Copy each line below exactly and leave the pictures out.
_____
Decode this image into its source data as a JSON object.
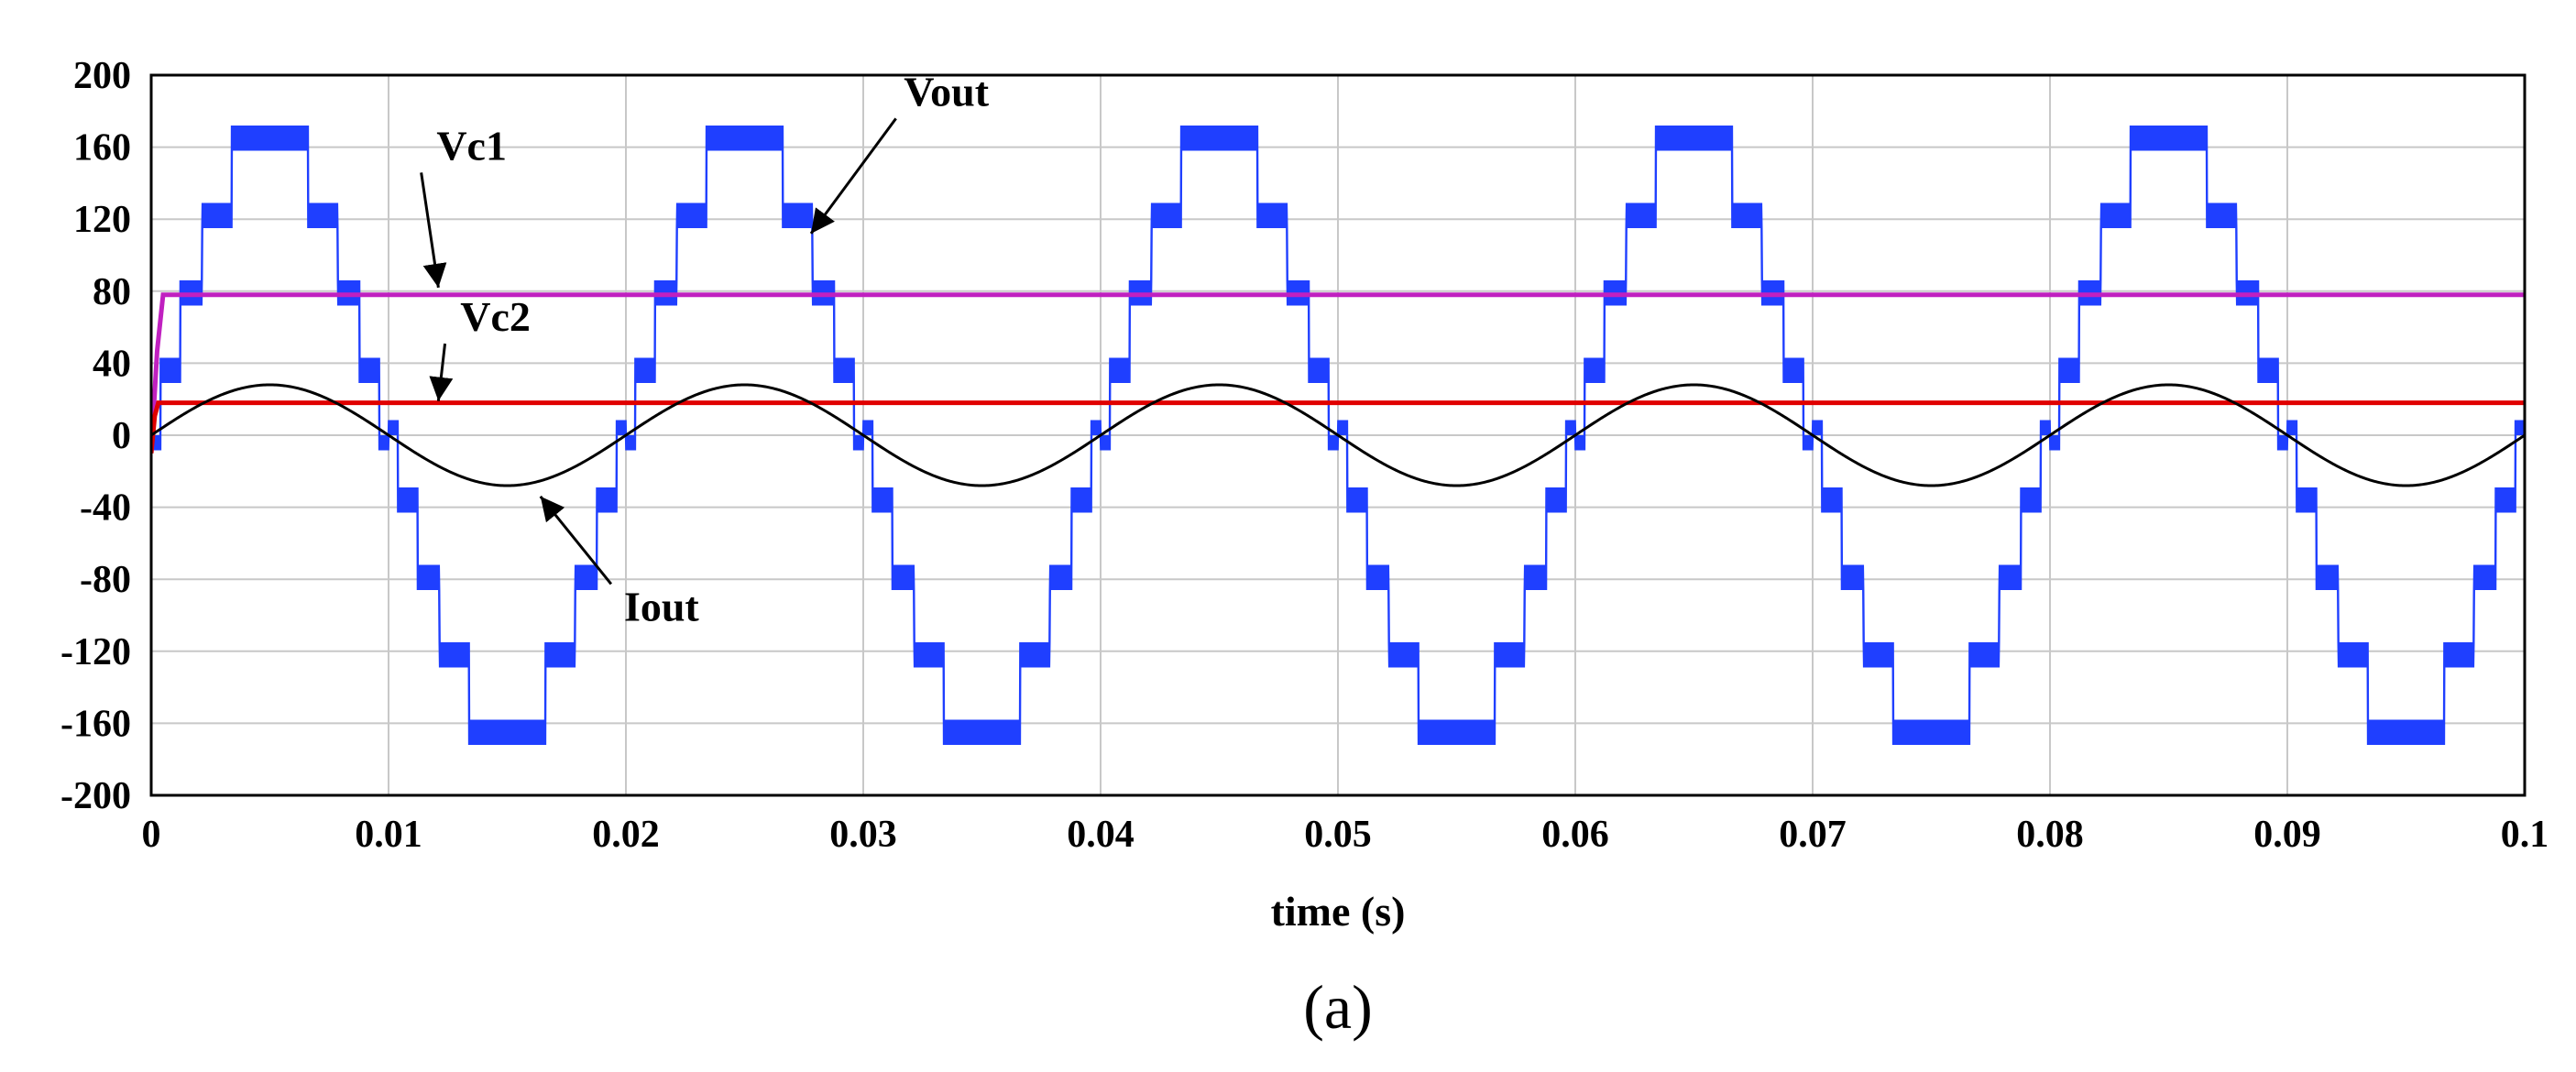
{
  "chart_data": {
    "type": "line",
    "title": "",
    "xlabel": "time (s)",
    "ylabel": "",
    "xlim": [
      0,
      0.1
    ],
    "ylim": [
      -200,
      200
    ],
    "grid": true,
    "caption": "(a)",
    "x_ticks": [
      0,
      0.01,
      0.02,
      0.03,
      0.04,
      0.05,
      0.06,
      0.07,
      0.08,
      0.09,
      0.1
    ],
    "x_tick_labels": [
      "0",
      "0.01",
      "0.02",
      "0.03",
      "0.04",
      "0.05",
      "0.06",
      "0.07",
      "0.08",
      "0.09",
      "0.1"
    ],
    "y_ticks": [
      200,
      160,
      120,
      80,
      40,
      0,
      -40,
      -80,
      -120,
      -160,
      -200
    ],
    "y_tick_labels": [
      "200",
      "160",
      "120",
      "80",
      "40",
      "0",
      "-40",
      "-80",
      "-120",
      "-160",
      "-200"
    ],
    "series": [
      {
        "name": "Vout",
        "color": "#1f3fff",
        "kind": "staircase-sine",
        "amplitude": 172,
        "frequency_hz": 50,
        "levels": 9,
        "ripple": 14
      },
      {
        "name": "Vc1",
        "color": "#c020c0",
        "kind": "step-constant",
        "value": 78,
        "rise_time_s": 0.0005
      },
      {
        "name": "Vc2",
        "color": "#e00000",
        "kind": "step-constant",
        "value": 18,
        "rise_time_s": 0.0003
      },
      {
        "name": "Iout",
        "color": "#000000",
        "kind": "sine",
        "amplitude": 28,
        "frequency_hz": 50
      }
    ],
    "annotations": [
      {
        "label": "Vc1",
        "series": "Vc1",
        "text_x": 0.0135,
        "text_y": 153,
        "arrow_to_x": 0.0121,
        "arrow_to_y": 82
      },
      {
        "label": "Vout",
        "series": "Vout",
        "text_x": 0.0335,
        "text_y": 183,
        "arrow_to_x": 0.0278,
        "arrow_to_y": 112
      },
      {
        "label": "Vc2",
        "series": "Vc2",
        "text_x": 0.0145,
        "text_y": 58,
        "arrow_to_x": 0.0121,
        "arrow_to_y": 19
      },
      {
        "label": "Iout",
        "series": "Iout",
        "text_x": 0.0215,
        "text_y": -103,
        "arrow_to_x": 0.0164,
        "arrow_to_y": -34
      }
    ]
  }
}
_____
Solution to this task -
Decode this image into its source data as a JSON object.
{
  "chart_data": {
    "type": "line",
    "title": "",
    "xlabel": "time (s)",
    "ylabel": "",
    "xlim": [
      0,
      0.1
    ],
    "ylim": [
      -200,
      200
    ],
    "grid": true,
    "caption": "(a)",
    "x_ticks": [
      0,
      0.01,
      0.02,
      0.03,
      0.04,
      0.05,
      0.06,
      0.07,
      0.08,
      0.09,
      0.1
    ],
    "x_tick_labels": [
      "0",
      "0.01",
      "0.02",
      "0.03",
      "0.04",
      "0.05",
      "0.06",
      "0.07",
      "0.08",
      "0.09",
      "0.1"
    ],
    "y_ticks": [
      200,
      160,
      120,
      80,
      40,
      0,
      -40,
      -80,
      -120,
      -160,
      -200
    ],
    "y_tick_labels": [
      "200",
      "160",
      "120",
      "80",
      "40",
      "0",
      "-40",
      "-80",
      "-120",
      "-160",
      "-200"
    ],
    "series": [
      {
        "name": "Vout",
        "color": "#1f3fff",
        "kind": "staircase-sine",
        "amplitude": 172,
        "frequency_hz": 50,
        "levels": 9,
        "ripple": 14
      },
      {
        "name": "Vc1",
        "color": "#c020c0",
        "kind": "step-constant",
        "value": 78,
        "rise_time_s": 0.0005
      },
      {
        "name": "Vc2",
        "color": "#e00000",
        "kind": "step-constant",
        "value": 18,
        "rise_time_s": 0.0003
      },
      {
        "name": "Iout",
        "color": "#000000",
        "kind": "sine",
        "amplitude": 28,
        "frequency_hz": 50
      }
    ],
    "annotations": [
      {
        "label": "Vc1",
        "series": "Vc1",
        "text_x": 0.0135,
        "text_y": 153,
        "arrow_to_x": 0.0121,
        "arrow_to_y": 82
      },
      {
        "label": "Vout",
        "series": "Vout",
        "text_x": 0.0335,
        "text_y": 183,
        "arrow_to_x": 0.0278,
        "arrow_to_y": 112
      },
      {
        "label": "Vc2",
        "series": "Vc2",
        "text_x": 0.0145,
        "text_y": 58,
        "arrow_to_x": 0.0121,
        "arrow_to_y": 19
      },
      {
        "label": "Iout",
        "series": "Iout",
        "text_x": 0.0215,
        "text_y": -103,
        "arrow_to_x": 0.0164,
        "arrow_to_y": -34
      }
    ]
  }
}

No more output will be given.